Repeat the listing in full, preserving every character.
— begin —
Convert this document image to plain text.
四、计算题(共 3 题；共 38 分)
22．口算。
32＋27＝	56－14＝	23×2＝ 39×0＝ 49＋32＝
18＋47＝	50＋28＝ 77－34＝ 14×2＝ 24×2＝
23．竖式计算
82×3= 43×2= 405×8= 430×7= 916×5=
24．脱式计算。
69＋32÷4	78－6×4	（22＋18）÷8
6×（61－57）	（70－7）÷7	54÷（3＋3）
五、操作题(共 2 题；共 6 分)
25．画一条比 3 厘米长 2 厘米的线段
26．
— end —
▸ Task answer:
Convert this document image to plain text.
四、计算题(共 3 题；共 38 分)
22．口算。
32＋27＝	56－14＝	23×2＝ 39×0＝ 49＋32＝
18＋47＝	50＋28＝ 77－34＝ 14×2＝ 24×2＝
23．竖式计算
82×3= 43×2= 405×8= 430×7= 916×5=
24．脱式计算。
69＋32÷4	78－6×4	（22＋18）÷8
6×（61－57）	（70－7）÷7	54÷（3＋3）
五、操作题(共 2 题；共 6 分)
25．画一条比 3 厘米长 2 厘米的线段
26．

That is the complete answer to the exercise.